**Information supplied**
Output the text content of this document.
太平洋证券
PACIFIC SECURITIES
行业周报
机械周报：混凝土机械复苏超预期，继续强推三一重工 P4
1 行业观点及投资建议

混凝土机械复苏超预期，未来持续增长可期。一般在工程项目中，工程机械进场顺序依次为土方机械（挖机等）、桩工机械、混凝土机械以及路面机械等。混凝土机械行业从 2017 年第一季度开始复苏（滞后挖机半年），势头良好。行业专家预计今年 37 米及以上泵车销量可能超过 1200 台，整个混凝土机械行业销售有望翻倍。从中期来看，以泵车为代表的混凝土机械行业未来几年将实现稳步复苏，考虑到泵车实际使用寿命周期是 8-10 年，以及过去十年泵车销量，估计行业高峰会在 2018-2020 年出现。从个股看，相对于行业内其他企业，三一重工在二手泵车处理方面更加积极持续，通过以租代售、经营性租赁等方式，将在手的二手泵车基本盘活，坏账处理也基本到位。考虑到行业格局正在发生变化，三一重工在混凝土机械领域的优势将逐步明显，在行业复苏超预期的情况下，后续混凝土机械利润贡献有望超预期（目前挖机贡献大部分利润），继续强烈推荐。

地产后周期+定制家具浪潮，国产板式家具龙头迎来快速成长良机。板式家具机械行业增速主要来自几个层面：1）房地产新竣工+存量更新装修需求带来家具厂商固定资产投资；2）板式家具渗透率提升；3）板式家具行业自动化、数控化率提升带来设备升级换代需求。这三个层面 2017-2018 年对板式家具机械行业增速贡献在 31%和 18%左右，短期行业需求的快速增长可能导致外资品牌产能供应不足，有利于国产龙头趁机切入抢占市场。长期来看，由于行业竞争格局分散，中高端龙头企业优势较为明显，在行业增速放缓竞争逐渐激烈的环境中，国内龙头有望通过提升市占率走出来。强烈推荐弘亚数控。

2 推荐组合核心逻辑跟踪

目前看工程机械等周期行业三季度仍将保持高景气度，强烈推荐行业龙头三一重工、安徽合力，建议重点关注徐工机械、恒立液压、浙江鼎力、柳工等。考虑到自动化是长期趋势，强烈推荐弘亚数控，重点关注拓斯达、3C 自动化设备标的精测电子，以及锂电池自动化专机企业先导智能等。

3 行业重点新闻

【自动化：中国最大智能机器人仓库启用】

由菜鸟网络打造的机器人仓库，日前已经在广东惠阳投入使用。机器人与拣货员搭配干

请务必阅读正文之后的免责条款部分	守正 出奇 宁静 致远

**Task brief**
For this exercise, gather every line of the data that contains the word "混凝土机械复苏超预期".

**Output of the exercise**
机械周报：混凝土机械复苏超预期，继续强推三一重工 P4
混凝土机械复苏超预期，未来持续增长可期。一般在工程项目中，工程机械进场顺序依次为土方机械（挖机等）、桩工机械、混凝土机械以及路面机械等。混凝土机械行业从 2017 年第一季度开始复苏（滞后挖机半年），势头良好。行业专家预计今年 37 米及以上泵车销量可能超过 1200 台，整个混凝土机械行业销售有望翻倍。从中期来看，以泵车为代表的混凝土机械行业未来几年将实现稳步复苏，考虑到泵车实际使用寿命周期是 8-10 年，以及过去十年泵车销量，估计行业高峰会在 2018-2020 年出现。从个股看，相对于行业内其他企业，三一重工在二手泵车处理方面更加积极持续，通过以租代售、经营性租赁等方式，将在手的二手泵车基本盘活，坏账处理也基本到位。考虑到行业格局正在发生变化，三一重工在混凝土机械领域的优势将逐步明显，在行业复苏超预期的情况下，后续混凝土机械利润贡献有望超预期（目前挖机贡献大部分利润），继续强烈推荐。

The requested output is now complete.